• BRIEF: Below are records. Copy every line with "persons" in it.

______________________________

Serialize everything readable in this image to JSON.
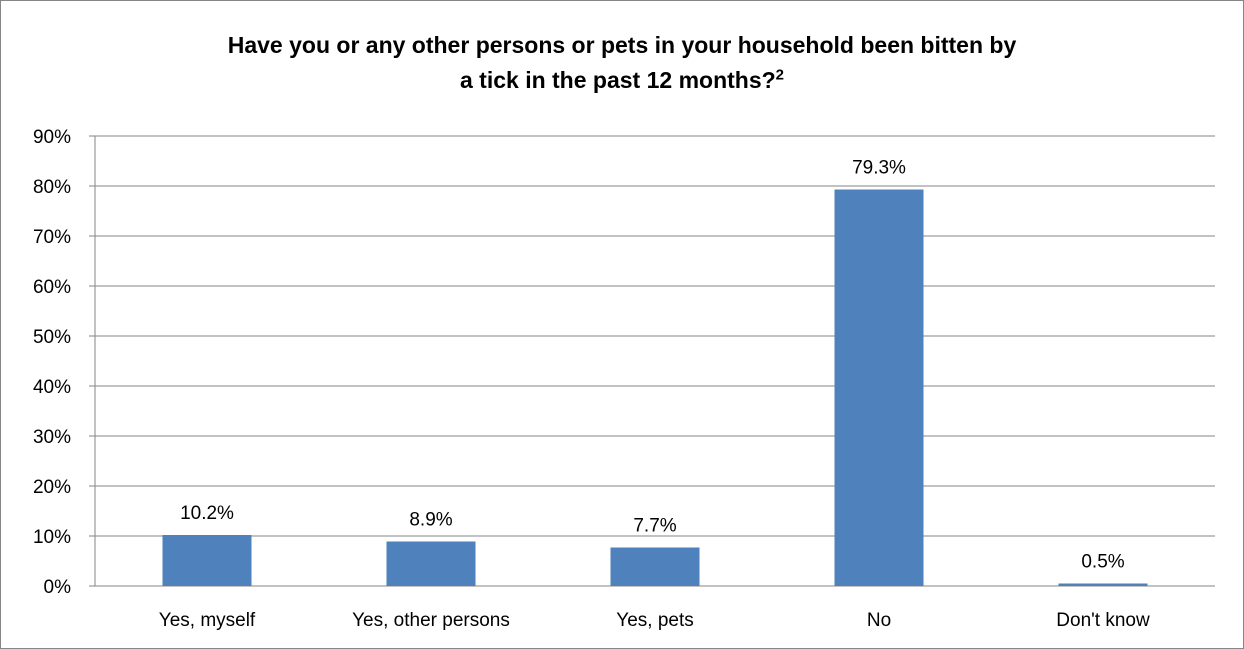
{
  "chart_data": {
    "type": "bar",
    "title_line1": "Have you or any other persons or pets in your household been bitten by",
    "title_line2": "a tick in the past 12 months?",
    "title_superscript": "2",
    "categories": [
      "Yes, myself",
      "Yes, other persons",
      "Yes, pets",
      "No",
      "Don't know"
    ],
    "values": [
      10.2,
      8.9,
      7.7,
      79.3,
      0.5
    ],
    "data_labels": [
      "10.2%",
      "8.9%",
      "7.7%",
      "79.3%",
      "0.5%"
    ],
    "ylim": [
      0,
      90
    ],
    "yticks": [
      0,
      10,
      20,
      30,
      40,
      50,
      60,
      70,
      80,
      90
    ],
    "ytick_labels": [
      "0%",
      "10%",
      "20%",
      "30%",
      "40%",
      "50%",
      "60%",
      "70%",
      "80%",
      "90%"
    ],
    "grid": true,
    "legend": "none",
    "bar_color": "#4f81bd",
    "grid_color": "#868686"
  }
}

______________________________

• RESPONSE:
    "title_line1": "Have you or any other persons or pets in your household been bitten by",
      "Yes, other persons",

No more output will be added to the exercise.